◆ Records from a collection of figures:
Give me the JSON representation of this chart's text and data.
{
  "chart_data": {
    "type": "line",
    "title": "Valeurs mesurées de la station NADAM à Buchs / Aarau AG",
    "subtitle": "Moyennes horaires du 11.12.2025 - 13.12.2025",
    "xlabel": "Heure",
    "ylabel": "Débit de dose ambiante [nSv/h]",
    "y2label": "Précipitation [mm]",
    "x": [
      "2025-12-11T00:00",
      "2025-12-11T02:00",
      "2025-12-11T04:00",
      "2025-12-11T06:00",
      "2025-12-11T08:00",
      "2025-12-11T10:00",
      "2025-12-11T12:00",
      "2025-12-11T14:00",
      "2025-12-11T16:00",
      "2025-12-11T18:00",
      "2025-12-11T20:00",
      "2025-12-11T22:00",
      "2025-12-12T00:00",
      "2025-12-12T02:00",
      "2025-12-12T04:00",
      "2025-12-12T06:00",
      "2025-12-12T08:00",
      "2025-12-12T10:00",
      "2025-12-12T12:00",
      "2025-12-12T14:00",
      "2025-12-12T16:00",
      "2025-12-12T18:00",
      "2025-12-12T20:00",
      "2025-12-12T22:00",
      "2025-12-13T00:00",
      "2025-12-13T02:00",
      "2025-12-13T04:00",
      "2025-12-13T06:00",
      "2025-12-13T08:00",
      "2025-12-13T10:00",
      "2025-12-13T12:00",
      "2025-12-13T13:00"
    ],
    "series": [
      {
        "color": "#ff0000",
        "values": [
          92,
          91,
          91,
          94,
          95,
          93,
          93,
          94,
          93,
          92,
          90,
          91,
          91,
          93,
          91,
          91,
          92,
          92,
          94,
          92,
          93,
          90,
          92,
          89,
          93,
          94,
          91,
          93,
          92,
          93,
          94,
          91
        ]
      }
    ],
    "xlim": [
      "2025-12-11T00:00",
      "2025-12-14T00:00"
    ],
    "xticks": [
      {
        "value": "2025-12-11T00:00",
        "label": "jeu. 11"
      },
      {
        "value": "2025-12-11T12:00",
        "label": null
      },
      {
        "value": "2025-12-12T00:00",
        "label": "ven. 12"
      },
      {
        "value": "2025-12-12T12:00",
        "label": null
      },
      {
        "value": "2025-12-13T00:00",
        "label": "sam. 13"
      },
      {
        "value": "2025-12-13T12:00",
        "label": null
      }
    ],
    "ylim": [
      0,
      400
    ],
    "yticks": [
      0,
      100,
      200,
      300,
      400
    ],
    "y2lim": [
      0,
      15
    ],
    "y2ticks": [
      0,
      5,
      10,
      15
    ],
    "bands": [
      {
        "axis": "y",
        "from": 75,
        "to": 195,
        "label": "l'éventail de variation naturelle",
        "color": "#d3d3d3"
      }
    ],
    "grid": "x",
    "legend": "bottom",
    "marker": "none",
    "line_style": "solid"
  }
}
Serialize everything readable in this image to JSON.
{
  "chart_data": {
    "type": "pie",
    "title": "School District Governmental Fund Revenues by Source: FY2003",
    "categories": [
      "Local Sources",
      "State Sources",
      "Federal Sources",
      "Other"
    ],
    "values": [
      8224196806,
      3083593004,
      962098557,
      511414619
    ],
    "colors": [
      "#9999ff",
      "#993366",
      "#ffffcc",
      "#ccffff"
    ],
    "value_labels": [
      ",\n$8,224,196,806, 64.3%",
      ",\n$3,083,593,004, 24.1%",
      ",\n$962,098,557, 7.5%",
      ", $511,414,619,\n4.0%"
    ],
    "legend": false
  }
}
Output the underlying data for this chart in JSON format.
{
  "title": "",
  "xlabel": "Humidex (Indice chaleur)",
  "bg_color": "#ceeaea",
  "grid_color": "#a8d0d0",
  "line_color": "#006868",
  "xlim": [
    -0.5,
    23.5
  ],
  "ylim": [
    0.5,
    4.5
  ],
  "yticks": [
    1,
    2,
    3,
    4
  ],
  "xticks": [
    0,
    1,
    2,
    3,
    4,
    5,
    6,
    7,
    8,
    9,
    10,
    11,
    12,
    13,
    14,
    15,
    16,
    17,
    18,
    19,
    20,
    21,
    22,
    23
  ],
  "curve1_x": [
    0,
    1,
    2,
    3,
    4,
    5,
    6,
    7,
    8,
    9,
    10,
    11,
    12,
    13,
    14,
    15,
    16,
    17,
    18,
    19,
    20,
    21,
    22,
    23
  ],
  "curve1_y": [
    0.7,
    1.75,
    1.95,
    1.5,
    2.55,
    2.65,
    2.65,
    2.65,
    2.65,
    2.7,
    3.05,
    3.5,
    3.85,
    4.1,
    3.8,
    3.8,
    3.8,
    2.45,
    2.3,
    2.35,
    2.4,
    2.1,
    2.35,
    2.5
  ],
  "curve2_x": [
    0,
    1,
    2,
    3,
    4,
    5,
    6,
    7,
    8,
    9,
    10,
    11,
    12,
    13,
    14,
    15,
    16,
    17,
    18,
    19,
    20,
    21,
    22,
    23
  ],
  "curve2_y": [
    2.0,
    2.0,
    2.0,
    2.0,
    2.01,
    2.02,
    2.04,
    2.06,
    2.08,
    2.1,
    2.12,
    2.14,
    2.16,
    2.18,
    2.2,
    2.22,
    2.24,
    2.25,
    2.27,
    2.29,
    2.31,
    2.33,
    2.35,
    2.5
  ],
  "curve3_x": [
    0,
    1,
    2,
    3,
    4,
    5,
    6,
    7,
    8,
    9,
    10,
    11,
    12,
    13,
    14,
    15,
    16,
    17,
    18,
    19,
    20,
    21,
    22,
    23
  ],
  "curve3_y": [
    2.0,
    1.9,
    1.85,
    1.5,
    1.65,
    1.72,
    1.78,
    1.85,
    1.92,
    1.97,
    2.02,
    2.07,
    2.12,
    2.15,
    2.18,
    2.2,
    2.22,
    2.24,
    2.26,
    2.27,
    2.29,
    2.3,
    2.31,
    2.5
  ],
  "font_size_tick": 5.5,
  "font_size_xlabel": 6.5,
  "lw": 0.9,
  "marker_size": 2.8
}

◆ What is asked:
From the records above, please extract every line and repeat it exactly.

◆ The output:
Give me the JSON representation of this chart's text and data.
{
  "chart_data": {
    "type": "line",
    "title": "Valeurs mesurées de la station NADAM à Buchs / Aarau AG",
    "subtitle": "Moyennes horaires du 11.12.2025 - 13.12.2025",
    "xlabel": "Heure",
    "ylabel": "Débit de dose ambiante [nSv/h]",
    "y2label": "Précipitation [mm]",
    "x": [
      "2025-12-11T00:00",
      "2025-12-11T02:00",
      "2025-12-11T04:00",
      "2025-12-11T06:00",
      "2025-12-11T08:00",
      "2025-12-11T10:00",
      "2025-12-11T12:00",
      "2025-12-11T14:00",
      "2025-12-11T16:00",
      "2025-12-11T18:00",
      "2025-12-11T20:00",
      "2025-12-11T22:00",
      "2025-12-12T00:00",
      "2025-12-12T02:00",
      "2025-12-12T04:00",
      "2025-12-12T06:00",
      "2025-12-12T08:00",
      "2025-12-12T10:00",
      "2025-12-12T12:00",
      "2025-12-12T14:00",
      "2025-12-12T16:00",
      "2025-12-12T18:00",
      "2025-12-12T20:00",
      "2025-12-12T22:00",
      "2025-12-13T00:00",
      "2025-12-13T02:00",
      "2025-12-13T04:00",
      "2025-12-13T06:00",
      "2025-12-13T08:00",
      "2025-12-13T10:00",
      "2025-12-13T12:00",
      "2025-12-13T13:00"
    ],
    "series": [
      {
        "color": "#ff0000",
        "values": [
          92,
          91,
          91,
          94,
          95,
          93,
          93,
          94,
          93,
          92,
          90,
          91,
          91,
          93,
          91,
          91,
          92,
          92,
          94,
          92,
          93,
          90,
          92,
          89,
          93,
          94,
          91,
          93,
          92,
          93,
          94,
          91
        ]
      }
    ],
    "xlim": [
      "2025-12-11T00:00",
      "2025-12-14T00:00"
    ],
    "xticks": [
      {
        "value": "2025-12-11T00:00",
        "label": "jeu. 11"
      },
      {
        "value": "2025-12-11T12:00",
        "label": null
      },
      {
        "value": "2025-12-12T00:00",
        "label": "ven. 12"
      },
      {
        "value": "2025-12-12T12:00",
        "label": null
      },
      {
        "value": "2025-12-13T00:00",
        "label": "sam. 13"
      },
      {
        "value": "2025-12-13T12:00",
        "label": null
      }
    ],
    "ylim": [
      0,
      400
    ],
    "yticks": [
      0,
      100,
      200,
      300,
      400
    ],
    "y2lim": [
      0,
      15
    ],
    "y2ticks": [
      0,
      5,
      10,
      15
    ],
    "bands": [
      {
        "axis": "y",
        "from": 75,
        "to": 195,
        "label": "l'éventail de variation naturelle",
        "color": "#d3d3d3"
      }
    ],
    "grid": "x",
    "legend": "bottom",
    "marker": "none",
    "line_style": "solid"
  }
}
Serialize everything readable in this image to JSON.
{
  "chart_data": {
    "type": "pie",
    "title": "School District Governmental Fund Revenues by Source: FY2003",
    "categories": [
      "Local Sources",
      "State Sources",
      "Federal Sources",
      "Other"
    ],
    "values": [
      8224196806,
      3083593004,
      962098557,
      511414619
    ],
    "colors": [
      "#9999ff",
      "#993366",
      "#ffffcc",
      "#ccffff"
    ],
    "value_labels": [
      ",\n$8,224,196,806, 64.3%",
      ",\n$3,083,593,004, 24.1%",
      ",\n$962,098,557, 7.5%",
      ", $511,414,619,\n4.0%"
    ],
    "legend": false
  }
}
Output the underlying data for this chart in JSON format.
{
  "title": "",
  "xlabel": "Humidex (Indice chaleur)",
  "bg_color": "#ceeaea",
  "grid_color": "#a8d0d0",
  "line_color": "#006868",
  "xlim": [
    -0.5,
    23.5
  ],
  "ylim": [
    0.5,
    4.5
  ],
  "yticks": [
    1,
    2,
    3,
    4
  ],
  "xticks": [
    0,
    1,
    2,
    3,
    4,
    5,
    6,
    7,
    8,
    9,
    10,
    11,
    12,
    13,
    14,
    15,
    16,
    17,
    18,
    19,
    20,
    21,
    22,
    23
  ],
  "curve1_x": [
    0,
    1,
    2,
    3,
    4,
    5,
    6,
    7,
    8,
    9,
    10,
    11,
    12,
    13,
    14,
    15,
    16,
    17,
    18,
    19,
    20,
    21,
    22,
    23
  ],
  "curve1_y": [
    0.7,
    1.75,
    1.95,
    1.5,
    2.55,
    2.65,
    2.65,
    2.65,
    2.65,
    2.7,
    3.05,
    3.5,
    3.85,
    4.1,
    3.8,
    3.8,
    3.8,
    2.45,
    2.3,
    2.35,
    2.4,
    2.1,
    2.35,
    2.5
  ],
  "curve2_x": [
    0,
    1,
    2,
    3,
    4,
    5,
    6,
    7,
    8,
    9,
    10,
    11,
    12,
    13,
    14,
    15,
    16,
    17,
    18,
    19,
    20,
    21,
    22,
    23
  ],
  "curve2_y": [
    2.0,
    2.0,
    2.0,
    2.0,
    2.01,
    2.02,
    2.04,
    2.06,
    2.08,
    2.1,
    2.12,
    2.14,
    2.16,
    2.18,
    2.2,
    2.22,
    2.24,
    2.25,
    2.27,
    2.29,
    2.31,
    2.33,
    2.35,
    2.5
  ],
  "curve3_x": [
    0,
    1,
    2,
    3,
    4,
    5,
    6,
    7,
    8,
    9,
    10,
    11,
    12,
    13,
    14,
    15,
    16,
    17,
    18,
    19,
    20,
    21,
    22,
    23
  ],
  "curve3_y": [
    2.0,
    1.9,
    1.85,
    1.5,
    1.65,
    1.72,
    1.78,
    1.85,
    1.92,
    1.97,
    2.02,
    2.07,
    2.12,
    2.15,
    2.18,
    2.2,
    2.22,
    2.24,
    2.26,
    2.27,
    2.29,
    2.3,
    2.31,
    2.5
  ],
  "font_size_tick": 5.5,
  "font_size_xlabel": 6.5,
  "lw": 0.9,
  "marker_size": 2.8
}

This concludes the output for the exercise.